(Stored dataset items)
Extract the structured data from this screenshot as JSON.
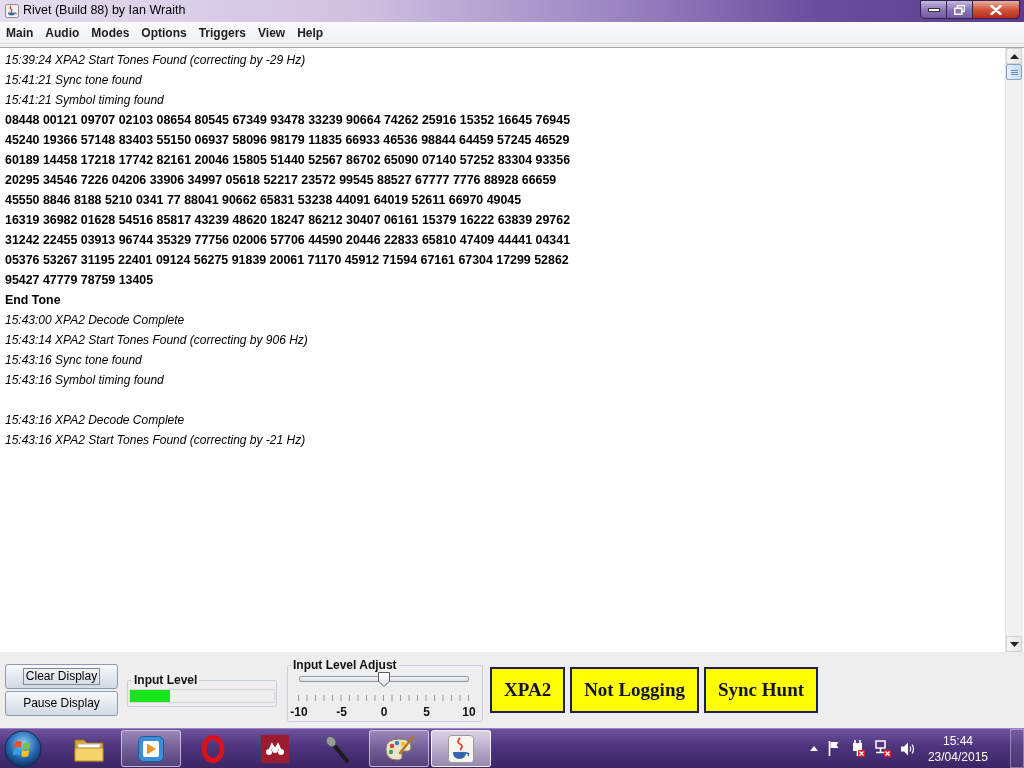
{
  "window": {
    "title": "Rivet (Build 88) by Ian Wraith"
  },
  "menu": [
    "Main",
    "Audio",
    "Modes",
    "Options",
    "Triggers",
    "View",
    "Help"
  ],
  "log": [
    {
      "kind": "status",
      "text": "15:39:24 XPA2 Start Tones Found (correcting by -29 Hz)"
    },
    {
      "kind": "status",
      "text": "15:41:21 Sync tone found"
    },
    {
      "kind": "status",
      "text": "15:41:21 Symbol timing found"
    },
    {
      "kind": "data",
      "text": "08448 00121 09707 02103 08654 80545 67349 93478 33239 90664 74262 25916 15352 16645 76945"
    },
    {
      "kind": "data",
      "text": "45240 19366 57148 83403 55150 06937 58096 98179 11835 66933 46536 98844 64459 57245 46529"
    },
    {
      "kind": "data",
      "text": "60189 14458 17218 17742 82161 20046 15805 51440 52567 86702 65090 07140 57252 83304 93356"
    },
    {
      "kind": "data",
      "text": "20295 34546 7226 04206 33906 34997 05618 52217 23572 99545 88527 67777 7776 88928 66659"
    },
    {
      "kind": "data",
      "text": "45550 8846 8188 5210 0341 77 88041 90662 65831 53238 44091 64019 52611 66970 49045"
    },
    {
      "kind": "data",
      "text": "16319 36982 01628 54516 85817 43239 48620 18247 86212 30407 06161 15379 16222 63839 29762"
    },
    {
      "kind": "data",
      "text": "31242 22455 03913 96744 35329 77756 02006 57706 44590 20446 22833 65810 47409 44441 04341"
    },
    {
      "kind": "data",
      "text": "05376 53267 31195 22401 09124 56275 91839 20061 71170 45912 71594 67161 67304 17299 52862"
    },
    {
      "kind": "data",
      "text": "95427 47779 78759 13405"
    },
    {
      "kind": "event",
      "text": "End Tone"
    },
    {
      "kind": "status",
      "text": "15:43:00 XPA2 Decode Complete"
    },
    {
      "kind": "status",
      "text": "15:43:14 XPA2 Start Tones Found (correcting by 906 Hz)"
    },
    {
      "kind": "status",
      "text": "15:43:16 Sync tone found"
    },
    {
      "kind": "status",
      "text": "15:43:16 Symbol timing found"
    },
    {
      "kind": "gap"
    },
    {
      "kind": "status",
      "text": "15:43:16 XPA2 Decode Complete"
    },
    {
      "kind": "status",
      "text": "15:43:16 XPA2 Start Tones Found (correcting by -21 Hz)"
    }
  ],
  "controls": {
    "buttons": [
      {
        "label": "Clear Display",
        "focused": true
      },
      {
        "label": "Pause Display",
        "focused": false
      }
    ],
    "input_level": {
      "title": "Input Level",
      "level": 0.28
    },
    "input_level_adjust": {
      "title": "Input Level Adjust",
      "level": 0.5,
      "tick_labels": [
        "-10",
        "-5",
        "0",
        "5",
        "10"
      ]
    },
    "indicators": [
      "XPA2",
      "Not Logging",
      "Sync Hunt"
    ]
  },
  "taskbar": {
    "apps": [
      {
        "running": false,
        "selected": false
      },
      {
        "running": true,
        "selected": false
      },
      {
        "running": false,
        "selected": false
      },
      {
        "running": false,
        "selected": false
      },
      {
        "running": false,
        "selected": false
      },
      {
        "running": true,
        "selected": false
      },
      {
        "running": true,
        "selected": true
      }
    ],
    "clock": {
      "time": "15:44",
      "date": "23/04/2015"
    }
  }
}
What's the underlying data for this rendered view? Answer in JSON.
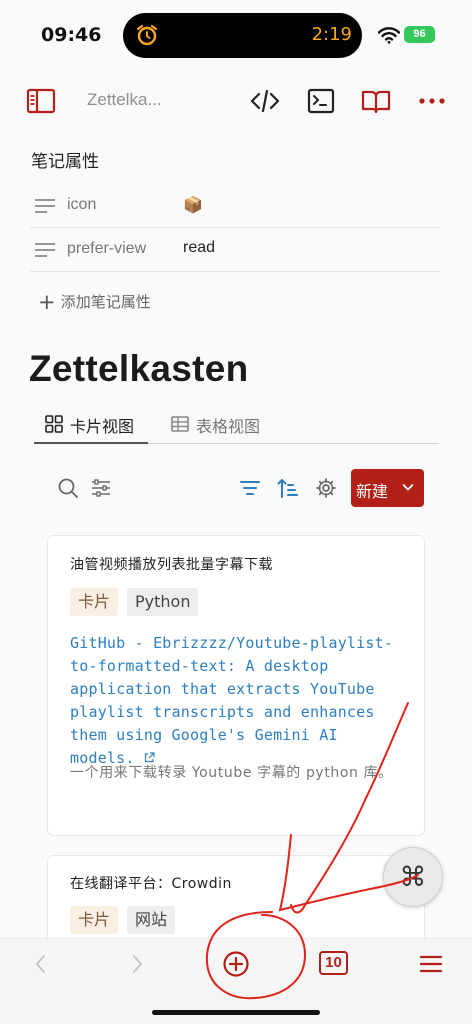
{
  "status": {
    "time": "09:46",
    "timer": "2:19",
    "battery": "96"
  },
  "toolbar": {
    "title": "Zettelka..."
  },
  "properties": {
    "heading": "笔记属性",
    "rows": [
      {
        "key": "icon",
        "value": "📦"
      },
      {
        "key": "prefer-view",
        "value": "read"
      }
    ],
    "add_label": "添加笔记属性"
  },
  "page": {
    "title": "Zettelkasten"
  },
  "views": {
    "card_label": "卡片视图",
    "table_label": "表格视图"
  },
  "controls": {
    "new_label": "新建"
  },
  "cards": [
    {
      "title": "油管视频播放列表批量字幕下载",
      "tags": [
        "卡片",
        "Python"
      ],
      "link": "GitHub - Ebrizzzz/Youtube-playlist-to-formatted-text: A desktop application that extracts YouTube playlist transcripts and enhances them using Google's Gemini AI models.",
      "description": "一个用来下载转录 Youtube 字幕的 python 库。"
    },
    {
      "title": "在线翻译平台：Crowdin",
      "tags": [
        "卡片",
        "网站"
      ]
    }
  ],
  "command_button": {
    "glyph": "⌘"
  },
  "bottom_bar": {
    "tab_count": "10"
  },
  "colors": {
    "accent": "#b22018",
    "link": "#2d7fc1",
    "annotation": "#e0231b"
  },
  "icons": [
    "alarm-icon",
    "wifi-icon",
    "sidebar-toggle-icon",
    "code-icon",
    "terminal-icon",
    "book-icon",
    "more-icon",
    "lines-icon",
    "plus-icon",
    "grid-icon",
    "table-icon",
    "search-icon",
    "sliders-icon",
    "filter-icon",
    "sort-icon",
    "gear-icon",
    "chevron-down-icon",
    "external-link-icon",
    "edit-icon",
    "back-icon",
    "forward-icon",
    "add-circle-icon",
    "menu-icon"
  ]
}
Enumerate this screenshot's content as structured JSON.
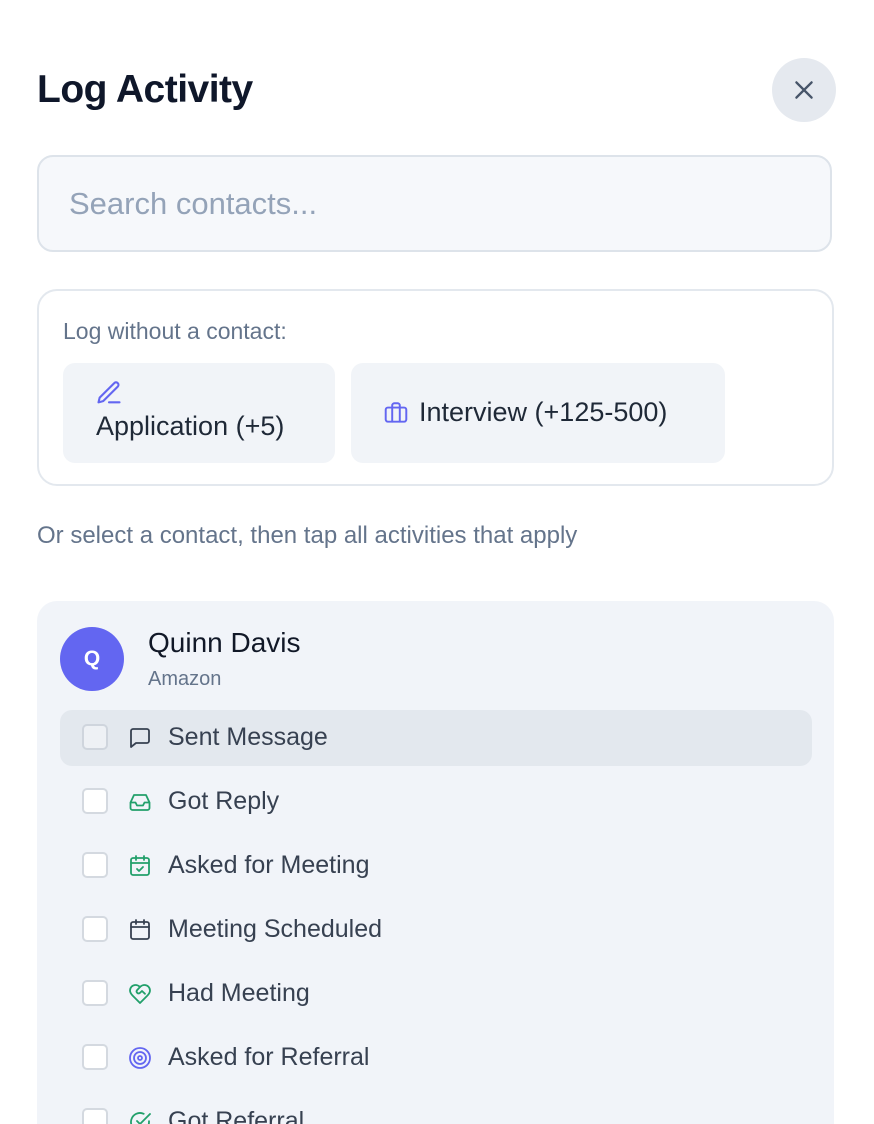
{
  "modal": {
    "title": "Log Activity",
    "close_icon": "x-icon"
  },
  "search": {
    "placeholder": "Search contacts..."
  },
  "no_contact": {
    "label": "Log without a contact:",
    "chips": [
      {
        "label": "Application (+5)",
        "icon": "pencil-icon",
        "color": "#6366f1"
      },
      {
        "label": "Interview (+125-500)",
        "icon": "briefcase-icon",
        "color": "#6366f1"
      }
    ]
  },
  "hint": "Or select a contact, then tap all activities that apply",
  "contact": {
    "initial": "Q",
    "name": "Quinn Davis",
    "company": "Amazon",
    "avatar_color": "#6366f1",
    "activities": [
      {
        "label": "Sent Message",
        "icon": "message-square-icon",
        "color": "#374151",
        "checked": false,
        "highlighted": true
      },
      {
        "label": "Got Reply",
        "icon": "inbox-icon",
        "color": "#22a06b",
        "checked": false
      },
      {
        "label": "Asked for Meeting",
        "icon": "calendar-check-icon",
        "color": "#22a06b",
        "checked": false
      },
      {
        "label": "Meeting Scheduled",
        "icon": "calendar-icon",
        "color": "#374151",
        "checked": false
      },
      {
        "label": "Had Meeting",
        "icon": "heart-handshake-icon",
        "color": "#22a06b",
        "checked": false
      },
      {
        "label": "Asked for Referral",
        "icon": "target-icon",
        "color": "#6366f1",
        "checked": false
      },
      {
        "label": "Got Referral",
        "icon": "check-circle-icon",
        "color": "#22a06b",
        "checked": false
      }
    ]
  }
}
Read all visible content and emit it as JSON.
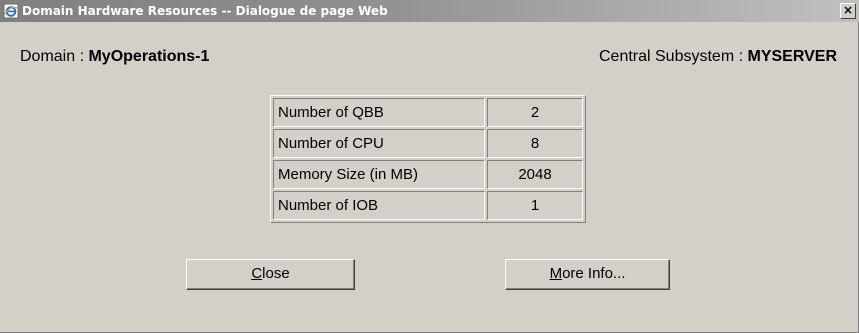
{
  "window": {
    "title": "Domain Hardware Resources -- Dialogue de page Web",
    "close_glyph": "×",
    "icon": "ie-page-icon"
  },
  "header": {
    "domain_label": "Domain : ",
    "domain_value": "MyOperations-1",
    "subsystem_label": "Central Subsystem : ",
    "subsystem_value": "MYSERVER"
  },
  "resources": [
    {
      "label": "Number of QBB",
      "value": "2"
    },
    {
      "label": "Number of CPU",
      "value": "8"
    },
    {
      "label": "Memory Size (in MB)",
      "value": "2048"
    },
    {
      "label": "Number of IOB",
      "value": "1"
    }
  ],
  "buttons": {
    "close": {
      "accel": "C",
      "rest": "lose"
    },
    "more_info": {
      "accel": "M",
      "rest": "ore Info..."
    }
  },
  "colors": {
    "dialog_bg": "#d4d0c8",
    "titlebar_start": "#808080",
    "titlebar_end": "#c0c0c0"
  }
}
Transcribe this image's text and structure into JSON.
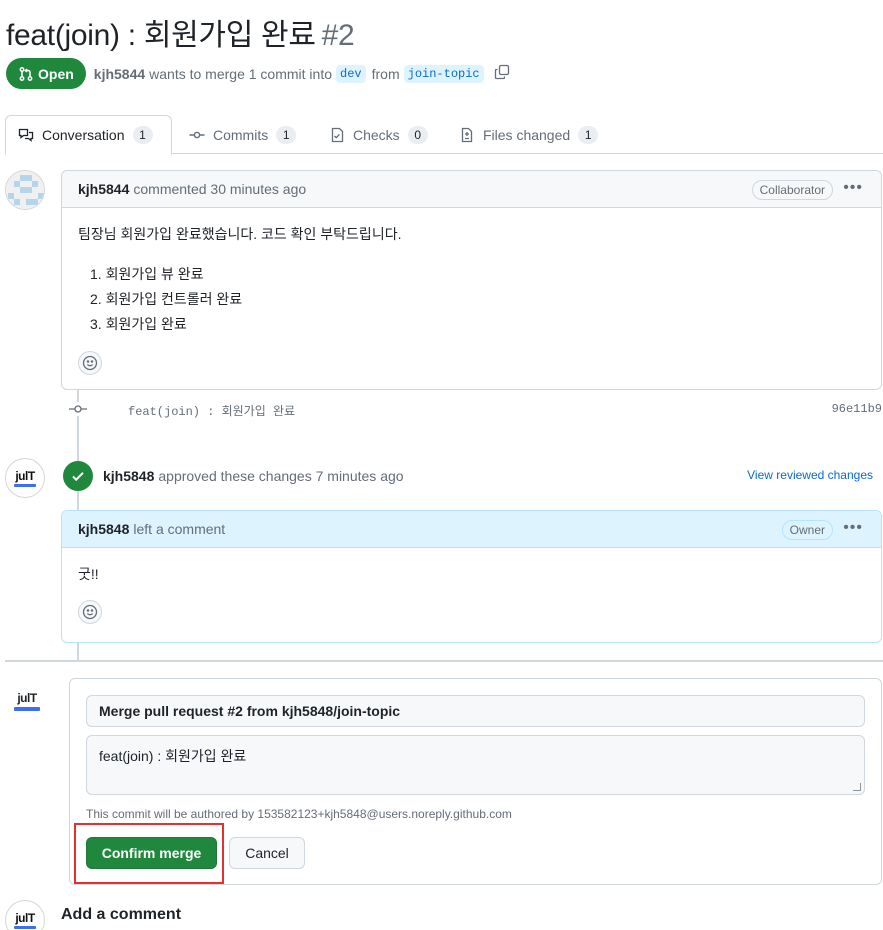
{
  "pr": {
    "title": "feat(join) : 회원가입 완료",
    "number": "#2",
    "state": "Open",
    "author": "kjh5844",
    "merge_text_1": "wants to merge 1 commit into",
    "base_branch": "dev",
    "merge_text_2": "from",
    "head_branch": "join-topic"
  },
  "tabs": [
    {
      "label": "Conversation",
      "count": "1",
      "icon": "comment-discussion-icon"
    },
    {
      "label": "Commits",
      "count": "1",
      "icon": "git-commit-icon"
    },
    {
      "label": "Checks",
      "count": "0",
      "icon": "checklist-icon"
    },
    {
      "label": "Files changed",
      "count": "1",
      "icon": "file-diff-icon"
    }
  ],
  "comment1": {
    "author": "kjh5844",
    "action": "commented 30 minutes ago",
    "role": "Collaborator",
    "body": "팀장님 회원가입 완료했습니다. 코드 확인 부탁드립니다.",
    "items": [
      "1. 회원가입 뷰 완료",
      "2. 회원가입 컨트롤러 완료",
      "3. 회원가입 완료"
    ]
  },
  "commit": {
    "message": "feat(join) : 회원가입 완료",
    "sha": "96e11b9"
  },
  "review": {
    "author": "kjh5848",
    "action": "approved these changes 7 minutes ago",
    "link": "View reviewed changes"
  },
  "comment2": {
    "author": "kjh5848",
    "action": "left a comment",
    "role": "Owner",
    "body": "굿!!"
  },
  "avatar": {
    "logo_text": "julT"
  },
  "merge": {
    "title_value": "Merge pull request #2 from kjh5848/join-topic",
    "message_value": "feat(join) : 회원가입 완료",
    "author_note": "This commit will be authored by 153582123+kjh5848@users.noreply.github.com",
    "confirm_label": "Confirm merge",
    "cancel_label": "Cancel"
  },
  "add_comment": {
    "title": "Add a comment"
  },
  "colors": {
    "green": "#1f883d",
    "blue_link": "#0969da",
    "highlight": "#e5302e"
  }
}
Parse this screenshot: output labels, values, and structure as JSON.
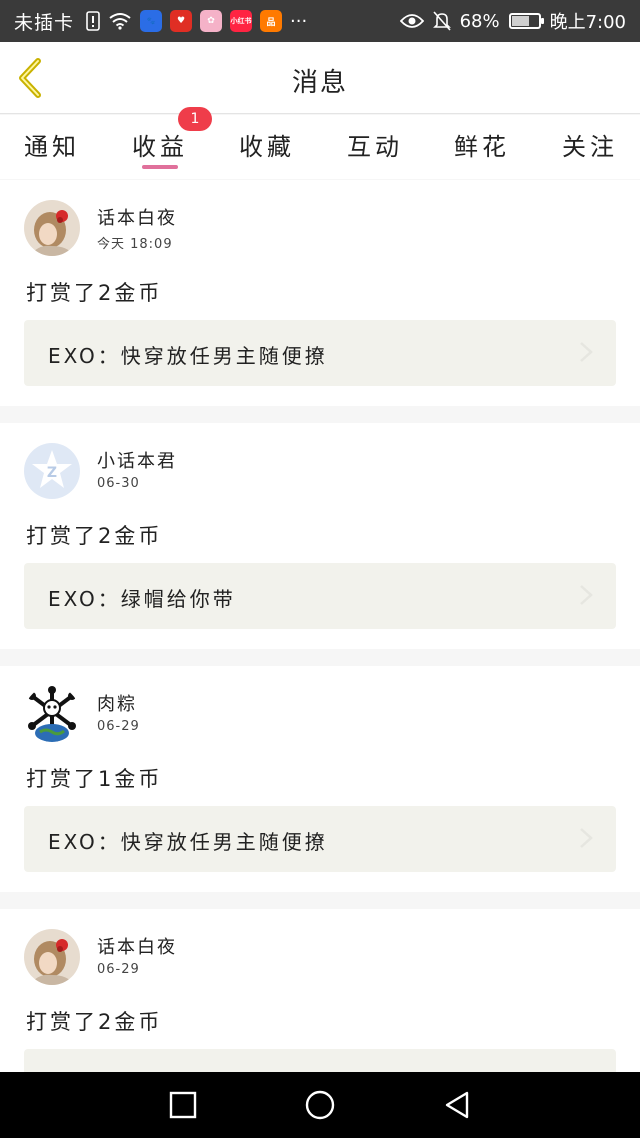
{
  "status_bar": {
    "carrier": "未插卡",
    "battery_percent": "68%",
    "battery_level": 0.68,
    "time": "晚上7:00",
    "app_icons": [
      {
        "name": "baidu-app-icon",
        "color": "#2b6de6",
        "text": "🐾"
      },
      {
        "name": "pinduoduo-app-icon",
        "color": "#e02e24",
        "text": "♥"
      },
      {
        "name": "photos-app-icon",
        "color": "#f5b2c8",
        "text": "✿"
      },
      {
        "name": "xiaohongshu-app-icon",
        "color": "#ff2442",
        "text": "小红书"
      },
      {
        "name": "taobao-app-icon",
        "color": "#ff7a00",
        "text": "品"
      }
    ],
    "more": "···"
  },
  "header": {
    "title": "消息"
  },
  "tabs": {
    "items": [
      {
        "label": "通知"
      },
      {
        "label": "收益",
        "active": true
      },
      {
        "label": "收藏"
      },
      {
        "label": "互动"
      },
      {
        "label": "鲜花"
      },
      {
        "label": "关注"
      }
    ],
    "badge": "1",
    "accent_color": "#e0709b"
  },
  "feed": [
    {
      "avatar": "girl-avatar",
      "username": "话本白夜",
      "time": "今天 18:09",
      "action": "打赏了2金币",
      "book": "EXO：快穿放任男主随便撩"
    },
    {
      "avatar": "star-avatar",
      "username": "小话本君",
      "time": "06-30",
      "action": "打赏了2金币",
      "book": "EXO：绿帽给你带"
    },
    {
      "avatar": "skull-earth-avatar",
      "username": "肉粽",
      "time": "06-29",
      "action": "打赏了1金币",
      "book": "EXO：快穿放任男主随便撩"
    },
    {
      "avatar": "girl-avatar",
      "username": "话本白夜",
      "time": "06-29",
      "action": "打赏了2金币",
      "book": ""
    }
  ]
}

→ TASK REQUIREMENTS:
List every line in the records above that contains the word "JSON".

→ SOLUTION FOR THIS EXERCISE:
Extract the structured data from this screenshot as JSON.
What's the underlying data for this rendered view? Answer in JSON.
Enumerate this screenshot's content as structured JSON.
Read all visible content and emit it as JSON.
Transcribe this image's text and structure into JSON.
Parse this screenshot: output labels, values, and structure as JSON.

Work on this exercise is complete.